**DIRECTION:** Scan the entries below. List each line with "Fraxinus".

/---

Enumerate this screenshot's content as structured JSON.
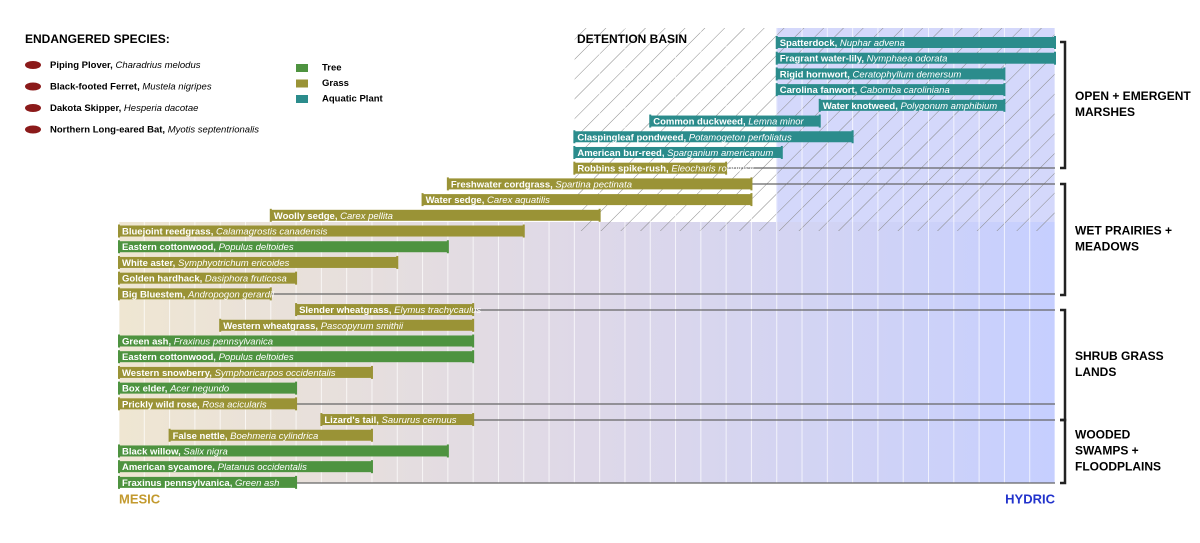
{
  "title": "ENDANGERED SPECIES:",
  "species": [
    {
      "name": "Piping Plover,",
      "scientific": "Charadrius melodus"
    },
    {
      "name": "Black-footed Ferret,",
      "scientific": "Mustela nigripes"
    },
    {
      "name": "Dakota Skipper,",
      "scientific": "Hesperia dacotae"
    },
    {
      "name": "Northern Long-eared Bat,",
      "scientific": "Myotis septentrionalis"
    }
  ],
  "legend": [
    {
      "label": "Tree",
      "color": "#4e9340"
    },
    {
      "label": "Grass",
      "color": "#9a9336"
    },
    {
      "label": "Aquatic Plant",
      "color": "#2b8c8c"
    }
  ],
  "detention_basin": "DETENTION BASIN",
  "gradient": {
    "start_label": "MESIC",
    "end_label": "HYDRIC",
    "range": [
      0,
      37
    ]
  },
  "groups": [
    {
      "lines": [
        "OPEN + EMERGENT",
        "MARSHES"
      ]
    },
    {
      "lines": [
        "WET PRAIRIES +",
        "MEADOWS"
      ]
    },
    {
      "lines": [
        "SHRUB GRASS",
        "LANDS"
      ]
    },
    {
      "lines": [
        "WOODED",
        "SWAMPS +",
        "FLOODPLAINS"
      ]
    }
  ],
  "rows": [
    {
      "name": "Spatterdock,",
      "scientific": "Nuphar advena",
      "type": 2,
      "start": 26,
      "end": 37
    },
    {
      "name": "Fragrant water-lily,",
      "scientific": "Nymphaea odorata",
      "type": 2,
      "start": 26,
      "end": 37
    },
    {
      "name": "Rigid hornwort,",
      "scientific": "Ceratophyllum demersum",
      "type": 2,
      "start": 26,
      "end": 35
    },
    {
      "name": "Carolina fanwort,",
      "scientific": "Cabomba caroliniana",
      "type": 2,
      "start": 26,
      "end": 35
    },
    {
      "name": "Water knotweed,",
      "scientific": "Polygonum amphibium",
      "type": 2,
      "start": 27.7,
      "end": 35
    },
    {
      "name": "Common duckweed,",
      "scientific": "Lemna minor",
      "type": 2,
      "start": 21,
      "end": 27.7
    },
    {
      "name": "Claspingleaf pondweed,",
      "scientific": "Potamogeton perfoliatus",
      "type": 2,
      "start": 18,
      "end": 29
    },
    {
      "name": "American bur-reed,",
      "scientific": "Sparganium americanum",
      "type": 2,
      "start": 18,
      "end": 26.2
    },
    {
      "name": "Robbins spike-rush,",
      "scientific": "Eleocharis robbinsii",
      "type": 1,
      "start": 18,
      "end": 24
    },
    {
      "name": "Freshwater cordgrass,",
      "scientific": "Spartina pectinata",
      "type": 1,
      "start": 13,
      "end": 25
    },
    {
      "name": "Water sedge,",
      "scientific": "Carex aquatilis",
      "type": 1,
      "start": 12,
      "end": 25
    },
    {
      "name": "Woolly sedge,",
      "scientific": "Carex pellita",
      "type": 1,
      "start": 6,
      "end": 19
    },
    {
      "name": "Bluejoint reedgrass,",
      "scientific": "Calamagrostis canadensis",
      "type": 1,
      "start": 0,
      "end": 16
    },
    {
      "name": "Eastern cottonwood,",
      "scientific": "Populus deltoides",
      "type": 0,
      "start": 0,
      "end": 13
    },
    {
      "name": "White aster,",
      "scientific": "Symphyotrichum ericoides",
      "type": 1,
      "start": 0,
      "end": 11
    },
    {
      "name": "Golden hardhack,",
      "scientific": "Dasiphora fruticosa",
      "type": 1,
      "start": 0,
      "end": 7
    },
    {
      "name": "Big Bluestem,",
      "scientific": "Andropogon gerardii",
      "type": 1,
      "start": 0,
      "end": 6
    },
    {
      "name": "Slender wheatgrass,",
      "scientific": "Elymus trachycaulus",
      "type": 1,
      "start": 7,
      "end": 14
    },
    {
      "name": "Western wheatgrass,",
      "scientific": "Pascopyrum smithii",
      "type": 1,
      "start": 4,
      "end": 14
    },
    {
      "name": "Green ash,",
      "scientific": "Fraxinus pennsylvanica",
      "type": 0,
      "start": 0,
      "end": 14
    },
    {
      "name": "Eastern cottonwood,",
      "scientific": "Populus deltoides",
      "type": 0,
      "start": 0,
      "end": 14
    },
    {
      "name": "Western snowberry,",
      "scientific": "Symphoricarpos occidentalis",
      "type": 1,
      "start": 0,
      "end": 10
    },
    {
      "name": "Box elder,",
      "scientific": "Acer negundo",
      "type": 0,
      "start": 0,
      "end": 7
    },
    {
      "name": "Prickly wild rose,",
      "scientific": "Rosa acicularis",
      "type": 1,
      "start": 0,
      "end": 7
    },
    {
      "name": "Lizard's tail,",
      "scientific": "Saururus cernuus",
      "type": 1,
      "start": 8,
      "end": 14
    },
    {
      "name": "False nettle,",
      "scientific": "Boehmeria cylindrica",
      "type": 1,
      "start": 2,
      "end": 10
    },
    {
      "name": "Black willow,",
      "scientific": "Salix nigra",
      "type": 0,
      "start": 0,
      "end": 13
    },
    {
      "name": "American sycamore,",
      "scientific": "Platanus occidentalis",
      "type": 0,
      "start": 0,
      "end": 10
    },
    {
      "name": "Fraxinus pennsylvanica,",
      "scientific": "Green ash",
      "type": 0,
      "start": 0,
      "end": 7
    }
  ]
}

\---

**TASK ANSWER:**
      "scientific": "Fraxinus pennsylvanica",
      "name": "Fraxinus pennsylvanica,",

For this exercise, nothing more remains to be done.